▸ Dataset records

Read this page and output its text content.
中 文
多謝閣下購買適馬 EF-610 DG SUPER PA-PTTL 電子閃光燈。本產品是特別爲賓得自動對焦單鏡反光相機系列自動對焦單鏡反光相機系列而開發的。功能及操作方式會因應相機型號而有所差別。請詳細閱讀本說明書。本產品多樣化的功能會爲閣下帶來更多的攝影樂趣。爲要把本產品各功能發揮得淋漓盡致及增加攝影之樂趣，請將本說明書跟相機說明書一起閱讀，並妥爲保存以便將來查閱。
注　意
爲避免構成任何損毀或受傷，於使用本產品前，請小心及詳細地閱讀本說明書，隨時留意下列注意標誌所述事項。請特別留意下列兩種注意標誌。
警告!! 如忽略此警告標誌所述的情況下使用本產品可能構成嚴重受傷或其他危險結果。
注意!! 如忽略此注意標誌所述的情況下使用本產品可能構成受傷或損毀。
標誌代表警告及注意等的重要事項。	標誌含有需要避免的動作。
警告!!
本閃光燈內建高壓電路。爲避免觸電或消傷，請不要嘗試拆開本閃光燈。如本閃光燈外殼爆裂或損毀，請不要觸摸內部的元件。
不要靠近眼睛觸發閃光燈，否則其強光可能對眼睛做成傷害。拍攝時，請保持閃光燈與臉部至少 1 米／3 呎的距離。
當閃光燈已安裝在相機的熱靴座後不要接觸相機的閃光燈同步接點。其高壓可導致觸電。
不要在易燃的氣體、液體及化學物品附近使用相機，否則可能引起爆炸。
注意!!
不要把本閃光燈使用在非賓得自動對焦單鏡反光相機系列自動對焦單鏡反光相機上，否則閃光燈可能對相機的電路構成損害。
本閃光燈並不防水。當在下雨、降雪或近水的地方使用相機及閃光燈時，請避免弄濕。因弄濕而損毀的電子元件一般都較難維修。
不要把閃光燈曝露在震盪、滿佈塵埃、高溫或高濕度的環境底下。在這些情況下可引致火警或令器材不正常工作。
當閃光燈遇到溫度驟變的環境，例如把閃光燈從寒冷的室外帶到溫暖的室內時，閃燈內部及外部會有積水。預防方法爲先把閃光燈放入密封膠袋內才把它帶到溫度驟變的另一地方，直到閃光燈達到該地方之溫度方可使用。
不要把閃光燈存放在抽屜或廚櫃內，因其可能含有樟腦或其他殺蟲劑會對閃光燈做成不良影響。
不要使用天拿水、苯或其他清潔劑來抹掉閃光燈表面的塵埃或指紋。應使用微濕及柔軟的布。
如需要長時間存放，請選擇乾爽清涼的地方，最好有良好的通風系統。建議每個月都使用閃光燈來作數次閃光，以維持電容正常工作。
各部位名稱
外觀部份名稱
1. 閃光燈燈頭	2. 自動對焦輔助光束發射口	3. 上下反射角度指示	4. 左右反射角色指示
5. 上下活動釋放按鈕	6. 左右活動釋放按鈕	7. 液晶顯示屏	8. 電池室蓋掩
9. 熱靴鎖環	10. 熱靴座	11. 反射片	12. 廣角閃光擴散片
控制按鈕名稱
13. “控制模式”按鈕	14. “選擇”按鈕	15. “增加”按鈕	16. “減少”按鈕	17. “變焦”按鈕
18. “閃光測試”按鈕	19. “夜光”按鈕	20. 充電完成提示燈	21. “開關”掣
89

▸ What is needed
Would you write down every record again, exactly?

▸ Finished exercise
Read this page and output its text content.
中 文
多謝閣下購買適馬 EF-610 DG SUPER PA-PTTL 電子閃光燈。本產品是特別爲賓得自動對焦單鏡反光相機系列自動對焦單鏡反光相機系列而開發的。功能及操作方式會因應相機型號而有所差別。請詳細閱讀本說明書。本產品多樣化的功能會爲閣下帶來更多的攝影樂趣。爲要把本產品各功能發揮得淋漓盡致及增加攝影之樂趣，請將本說明書跟相機說明書一起閱讀，並妥爲保存以便將來查閱。
注　意
爲避免構成任何損毀或受傷，於使用本產品前，請小心及詳細地閱讀本說明書，隨時留意下列注意標誌所述事項。請特別留意下列兩種注意標誌。
警告!! 如忽略此警告標誌所述的情況下使用本產品可能構成嚴重受傷或其他危險結果。
注意!! 如忽略此注意標誌所述的情況下使用本產品可能構成受傷或損毀。
標誌代表警告及注意等的重要事項。	標誌含有需要避免的動作。
警告!!
本閃光燈內建高壓電路。爲避免觸電或消傷，請不要嘗試拆開本閃光燈。如本閃光燈外殼爆裂或損毀，請不要觸摸內部的元件。
不要靠近眼睛觸發閃光燈，否則其強光可能對眼睛做成傷害。拍攝時，請保持閃光燈與臉部至少 1 米／3 呎的距離。
當閃光燈已安裝在相機的熱靴座後不要接觸相機的閃光燈同步接點。其高壓可導致觸電。
不要在易燃的氣體、液體及化學物品附近使用相機，否則可能引起爆炸。
注意!!
不要把本閃光燈使用在非賓得自動對焦單鏡反光相機系列自動對焦單鏡反光相機上，否則閃光燈可能對相機的電路構成損害。
本閃光燈並不防水。當在下雨、降雪或近水的地方使用相機及閃光燈時，請避免弄濕。因弄濕而損毀的電子元件一般都較難維修。
不要把閃光燈曝露在震盪、滿佈塵埃、高溫或高濕度的環境底下。在這些情況下可引致火警或令器材不正常工作。
當閃光燈遇到溫度驟變的環境，例如把閃光燈從寒冷的室外帶到溫暖的室內時，閃燈內部及外部會有積水。預防方法爲先把閃光燈放入密封膠袋內才把它帶到溫度驟變的另一地方，直到閃光燈達到該地方之溫度方可使用。
不要把閃光燈存放在抽屜或廚櫃內，因其可能含有樟腦或其他殺蟲劑會對閃光燈做成不良影響。
不要使用天拿水、苯或其他清潔劑來抹掉閃光燈表面的塵埃或指紋。應使用微濕及柔軟的布。
如需要長時間存放，請選擇乾爽清涼的地方，最好有良好的通風系統。建議每個月都使用閃光燈來作數次閃光，以維持電容正常工作。
各部位名稱
外觀部份名稱
1. 閃光燈燈頭	2. 自動對焦輔助光束發射口	3. 上下反射角度指示	4. 左右反射角色指示
5. 上下活動釋放按鈕	6. 左右活動釋放按鈕	7. 液晶顯示屏	8. 電池室蓋掩
9. 熱靴鎖環	10. 熱靴座	11. 反射片	12. 廣角閃光擴散片
控制按鈕名稱
13. “控制模式”按鈕	14. “選擇”按鈕	15. “增加”按鈕	16. “減少”按鈕	17. “變焦”按鈕
18. “閃光測試”按鈕	19. “夜光”按鈕	20. 充電完成提示燈	21. “開關”掣
89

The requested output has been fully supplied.